Data items:
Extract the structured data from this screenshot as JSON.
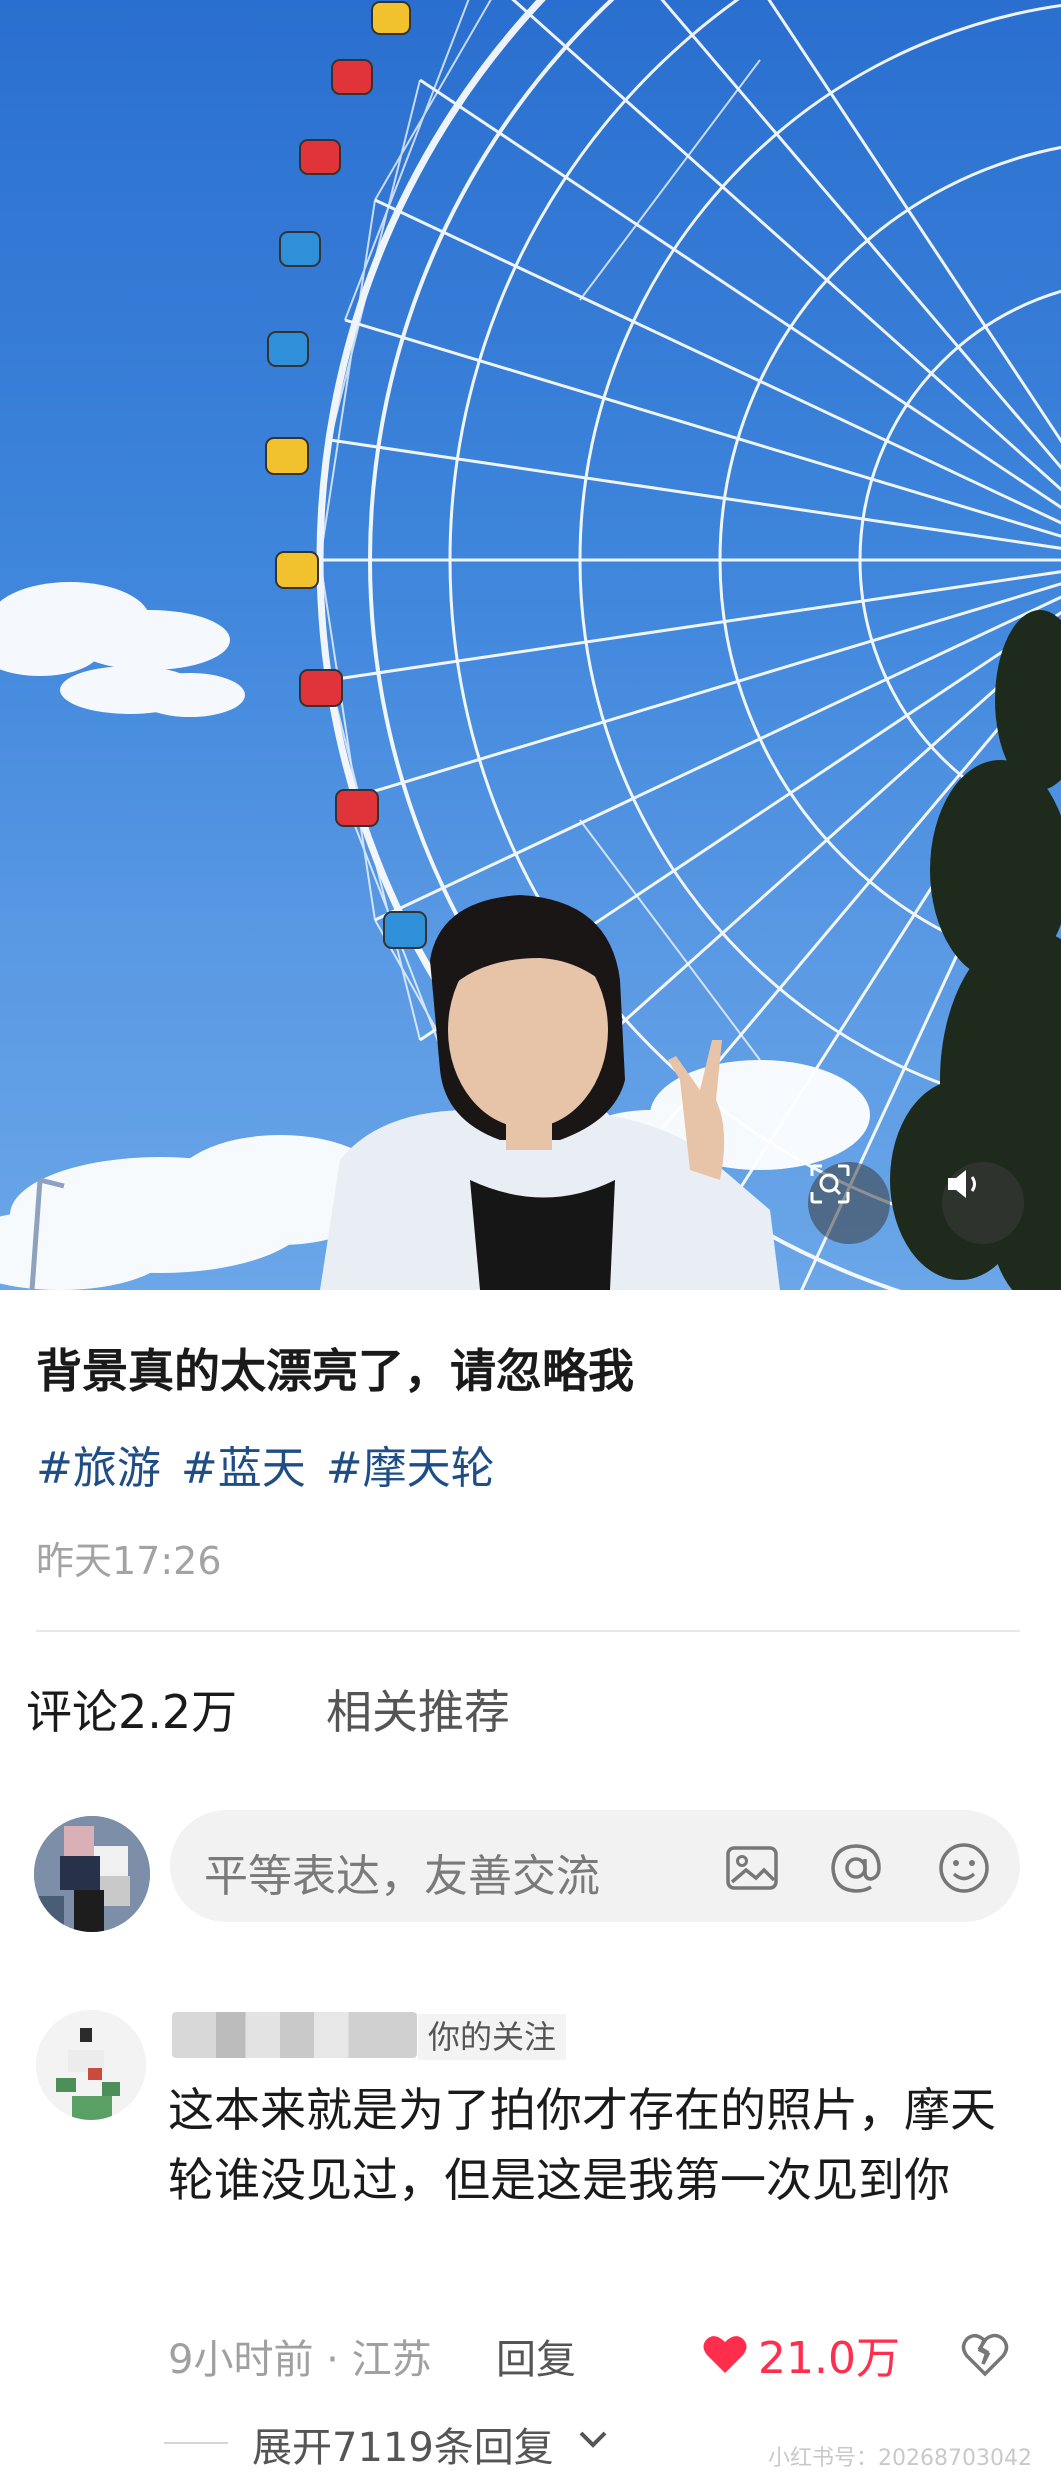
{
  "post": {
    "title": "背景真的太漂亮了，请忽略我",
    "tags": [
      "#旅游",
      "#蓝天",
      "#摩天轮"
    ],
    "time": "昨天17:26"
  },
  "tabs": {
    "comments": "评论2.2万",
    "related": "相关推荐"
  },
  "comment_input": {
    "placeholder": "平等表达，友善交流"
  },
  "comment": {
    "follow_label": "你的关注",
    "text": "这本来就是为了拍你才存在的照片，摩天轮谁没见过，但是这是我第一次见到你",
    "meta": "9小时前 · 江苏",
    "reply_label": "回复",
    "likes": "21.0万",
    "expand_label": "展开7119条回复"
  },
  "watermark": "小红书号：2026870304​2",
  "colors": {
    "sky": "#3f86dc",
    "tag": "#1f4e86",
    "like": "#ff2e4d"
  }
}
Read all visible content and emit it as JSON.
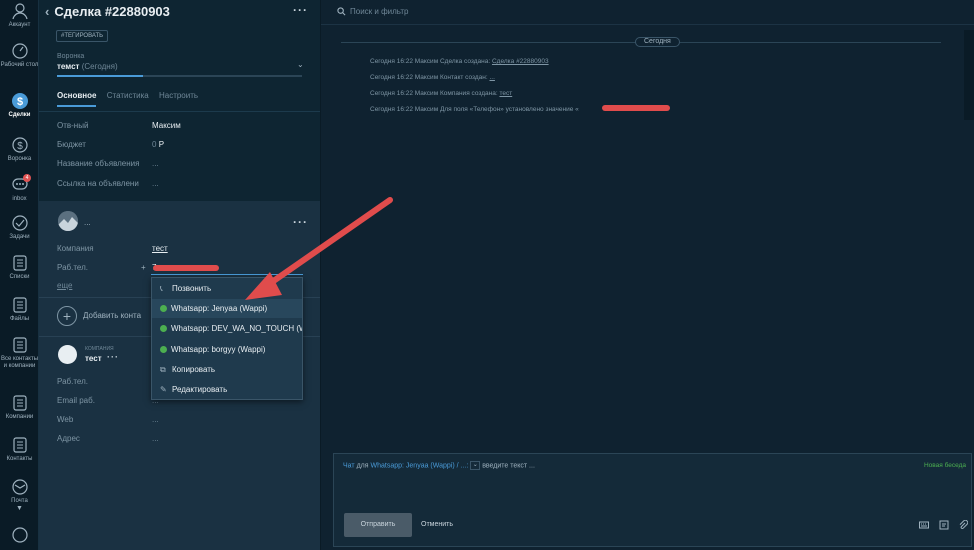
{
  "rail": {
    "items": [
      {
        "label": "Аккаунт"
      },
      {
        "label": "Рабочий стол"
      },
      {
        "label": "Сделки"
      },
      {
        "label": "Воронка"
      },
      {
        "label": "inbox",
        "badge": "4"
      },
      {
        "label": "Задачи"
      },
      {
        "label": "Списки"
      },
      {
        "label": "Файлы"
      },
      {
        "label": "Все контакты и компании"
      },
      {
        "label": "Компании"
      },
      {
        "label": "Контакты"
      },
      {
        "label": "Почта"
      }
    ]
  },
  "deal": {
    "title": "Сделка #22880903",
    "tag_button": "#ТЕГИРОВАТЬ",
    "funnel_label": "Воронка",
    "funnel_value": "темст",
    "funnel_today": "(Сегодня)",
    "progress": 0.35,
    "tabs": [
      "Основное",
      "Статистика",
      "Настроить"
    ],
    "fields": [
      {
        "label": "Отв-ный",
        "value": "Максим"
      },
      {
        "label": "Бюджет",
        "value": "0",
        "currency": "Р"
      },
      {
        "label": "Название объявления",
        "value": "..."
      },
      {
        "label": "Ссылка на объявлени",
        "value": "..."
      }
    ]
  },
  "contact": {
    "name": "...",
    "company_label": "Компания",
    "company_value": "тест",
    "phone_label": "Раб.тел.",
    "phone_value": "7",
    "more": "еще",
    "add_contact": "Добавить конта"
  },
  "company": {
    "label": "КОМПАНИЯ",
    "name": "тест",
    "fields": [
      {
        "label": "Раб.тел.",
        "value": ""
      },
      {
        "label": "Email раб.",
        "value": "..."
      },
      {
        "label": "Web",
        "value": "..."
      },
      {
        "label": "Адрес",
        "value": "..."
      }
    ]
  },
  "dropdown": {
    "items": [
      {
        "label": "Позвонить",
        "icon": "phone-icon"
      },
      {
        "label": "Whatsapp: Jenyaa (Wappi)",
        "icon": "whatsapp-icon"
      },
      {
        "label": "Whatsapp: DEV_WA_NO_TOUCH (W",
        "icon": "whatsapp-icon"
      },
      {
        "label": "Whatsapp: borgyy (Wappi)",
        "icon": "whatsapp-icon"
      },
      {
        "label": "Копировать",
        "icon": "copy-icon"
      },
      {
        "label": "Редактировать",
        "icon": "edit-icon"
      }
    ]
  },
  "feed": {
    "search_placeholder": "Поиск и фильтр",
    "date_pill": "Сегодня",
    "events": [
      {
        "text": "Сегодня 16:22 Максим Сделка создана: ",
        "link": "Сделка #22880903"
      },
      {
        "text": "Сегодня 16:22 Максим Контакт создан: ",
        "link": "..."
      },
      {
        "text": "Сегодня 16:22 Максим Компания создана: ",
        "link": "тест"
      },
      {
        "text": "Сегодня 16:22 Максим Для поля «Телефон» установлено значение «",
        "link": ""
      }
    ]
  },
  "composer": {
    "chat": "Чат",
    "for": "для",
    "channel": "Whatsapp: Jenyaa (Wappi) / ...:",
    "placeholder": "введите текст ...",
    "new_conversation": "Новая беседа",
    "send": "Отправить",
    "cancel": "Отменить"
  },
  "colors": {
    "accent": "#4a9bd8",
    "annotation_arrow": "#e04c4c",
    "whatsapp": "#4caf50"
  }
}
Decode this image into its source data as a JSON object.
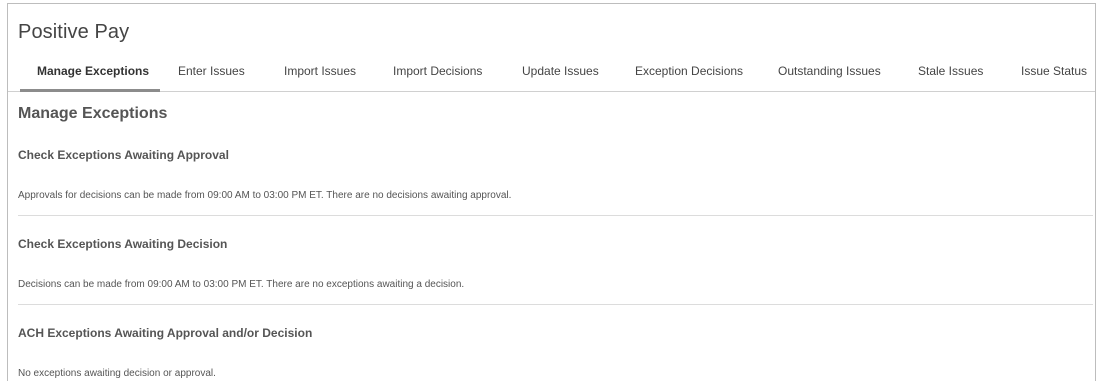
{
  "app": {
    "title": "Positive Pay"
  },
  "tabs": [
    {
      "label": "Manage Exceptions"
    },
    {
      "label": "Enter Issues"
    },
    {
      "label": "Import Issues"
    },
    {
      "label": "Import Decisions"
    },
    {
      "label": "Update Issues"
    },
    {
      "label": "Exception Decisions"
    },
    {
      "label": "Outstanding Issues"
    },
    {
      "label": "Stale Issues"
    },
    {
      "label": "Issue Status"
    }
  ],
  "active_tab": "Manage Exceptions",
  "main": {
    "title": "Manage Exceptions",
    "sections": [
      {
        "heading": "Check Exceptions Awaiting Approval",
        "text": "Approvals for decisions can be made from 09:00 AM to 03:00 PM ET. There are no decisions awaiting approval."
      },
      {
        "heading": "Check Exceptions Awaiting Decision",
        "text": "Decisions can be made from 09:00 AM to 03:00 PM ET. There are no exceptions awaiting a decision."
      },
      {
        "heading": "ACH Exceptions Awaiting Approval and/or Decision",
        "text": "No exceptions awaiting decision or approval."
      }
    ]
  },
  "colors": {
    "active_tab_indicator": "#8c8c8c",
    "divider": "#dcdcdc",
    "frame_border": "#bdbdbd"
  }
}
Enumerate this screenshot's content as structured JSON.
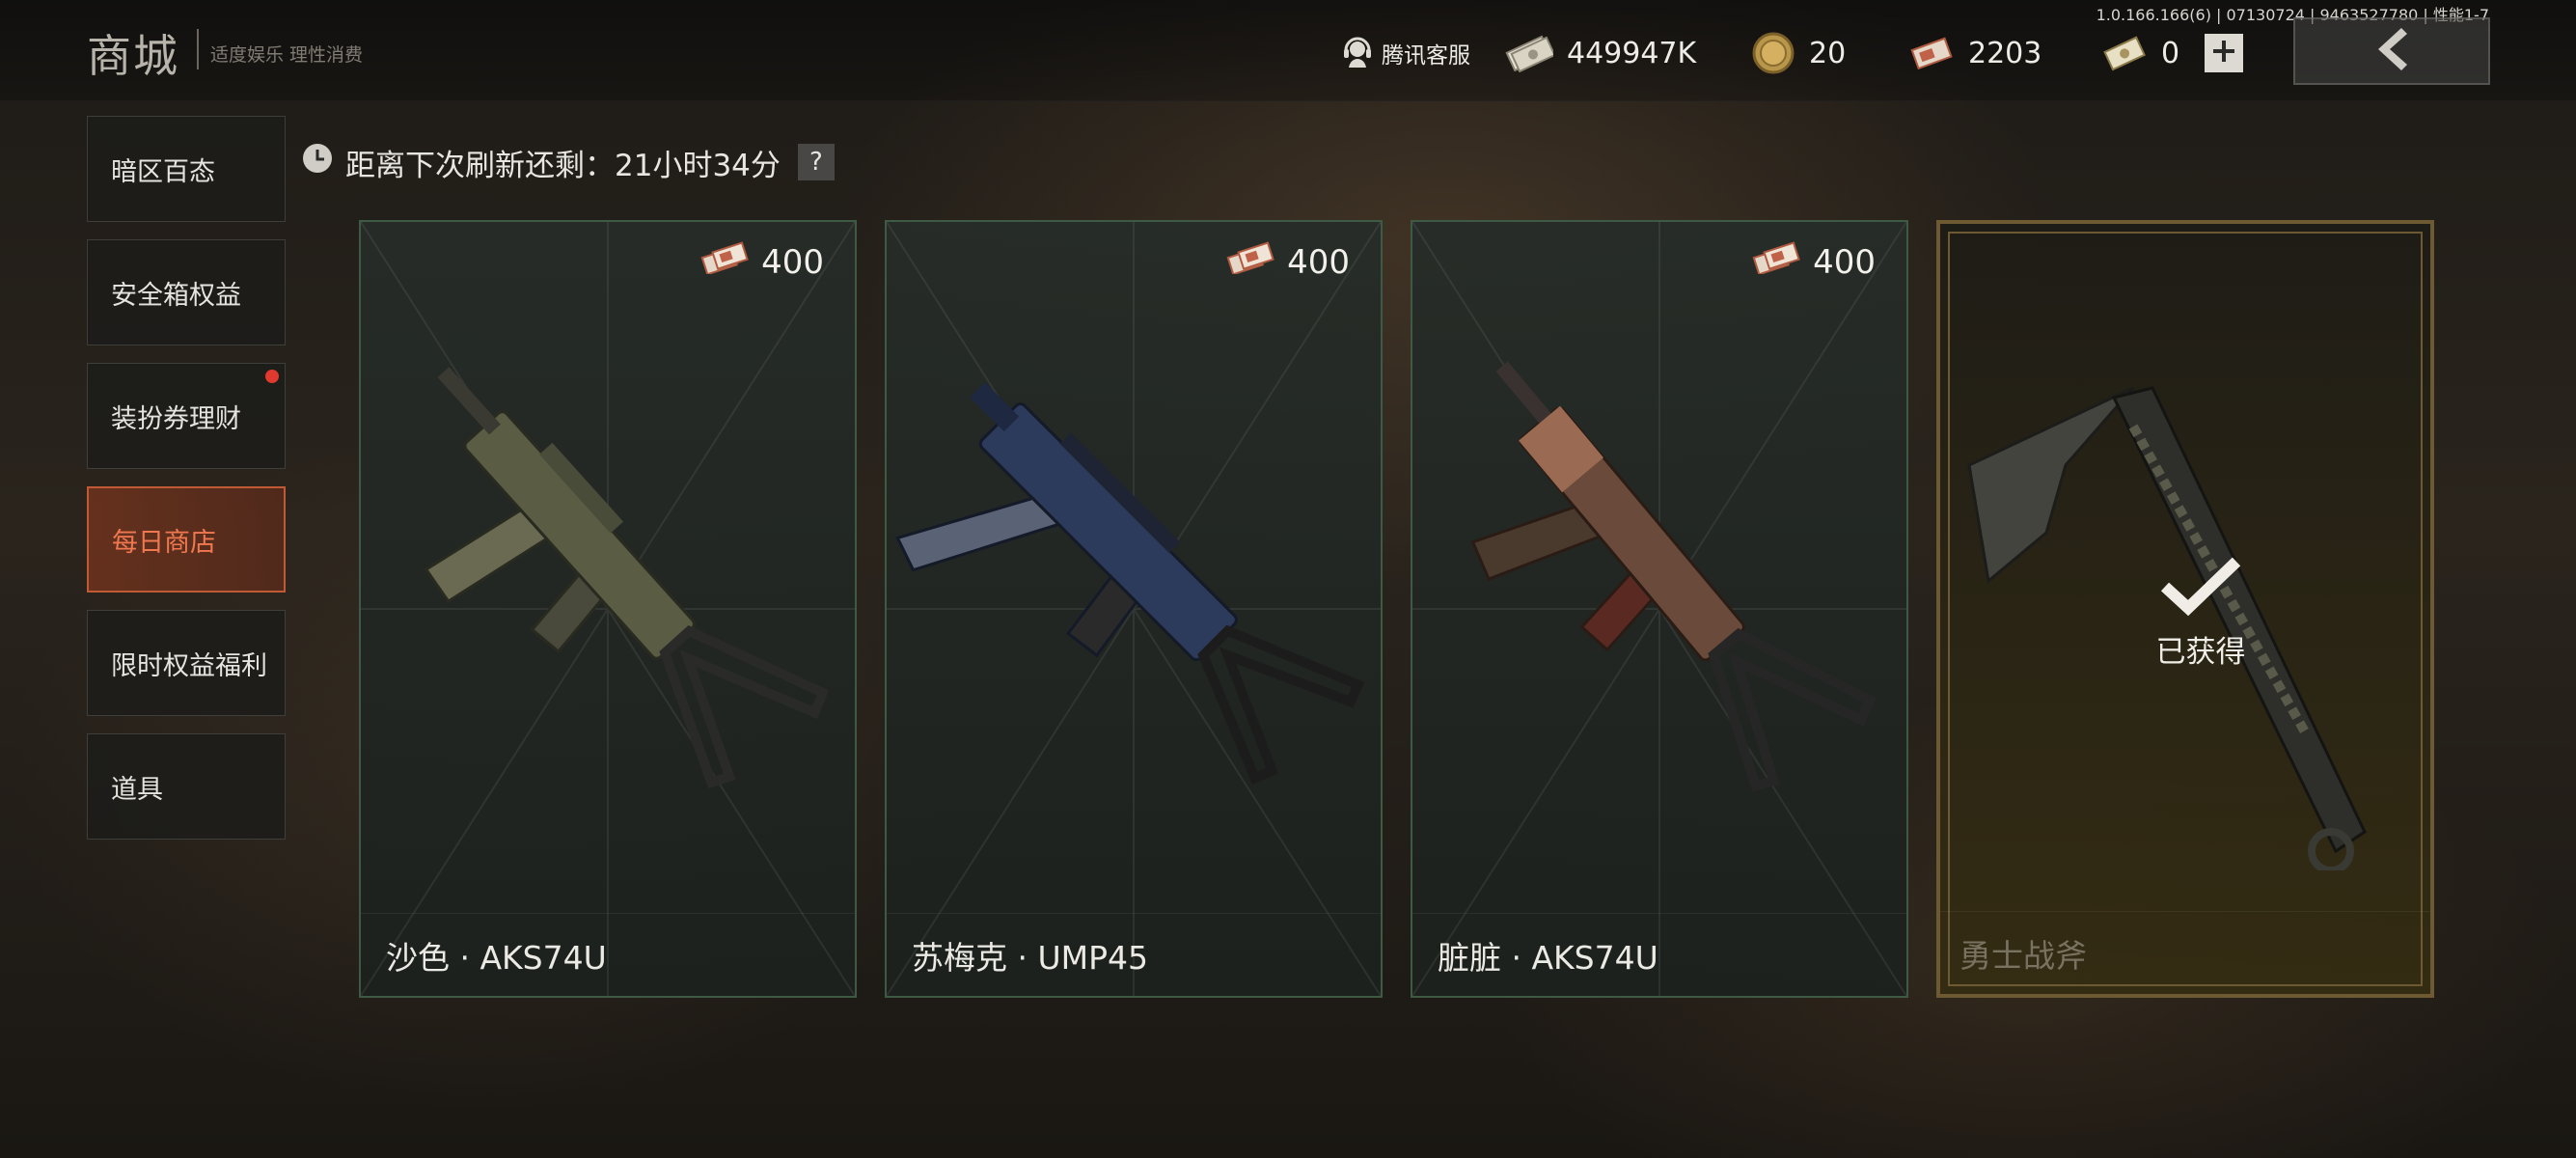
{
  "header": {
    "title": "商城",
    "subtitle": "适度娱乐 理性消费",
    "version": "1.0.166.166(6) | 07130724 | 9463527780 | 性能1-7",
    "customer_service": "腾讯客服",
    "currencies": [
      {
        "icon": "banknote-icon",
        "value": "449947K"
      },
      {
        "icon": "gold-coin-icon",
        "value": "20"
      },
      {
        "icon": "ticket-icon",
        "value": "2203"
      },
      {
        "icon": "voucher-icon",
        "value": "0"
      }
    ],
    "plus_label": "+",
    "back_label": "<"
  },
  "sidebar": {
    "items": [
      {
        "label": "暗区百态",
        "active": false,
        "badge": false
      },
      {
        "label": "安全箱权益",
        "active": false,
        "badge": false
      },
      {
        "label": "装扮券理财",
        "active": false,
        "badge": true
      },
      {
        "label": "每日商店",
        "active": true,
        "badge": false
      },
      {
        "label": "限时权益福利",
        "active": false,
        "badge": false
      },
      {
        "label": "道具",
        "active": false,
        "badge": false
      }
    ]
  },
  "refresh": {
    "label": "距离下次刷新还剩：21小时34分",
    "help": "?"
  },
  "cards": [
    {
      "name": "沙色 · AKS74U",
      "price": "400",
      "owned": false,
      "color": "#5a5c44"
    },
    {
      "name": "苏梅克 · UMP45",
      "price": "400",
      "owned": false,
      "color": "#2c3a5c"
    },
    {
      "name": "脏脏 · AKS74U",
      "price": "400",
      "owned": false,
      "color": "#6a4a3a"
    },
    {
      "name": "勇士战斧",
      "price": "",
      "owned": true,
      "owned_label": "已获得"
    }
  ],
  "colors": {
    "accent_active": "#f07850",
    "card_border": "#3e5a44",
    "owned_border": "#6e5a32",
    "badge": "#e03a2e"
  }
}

■ Directive:
Which lines of the data include "Check"? Copy each of them.

■ The answer:
        "heading": "Check Exceptions Awaiting Approval",
        "heading": "Check Exceptions Awaiting Decision",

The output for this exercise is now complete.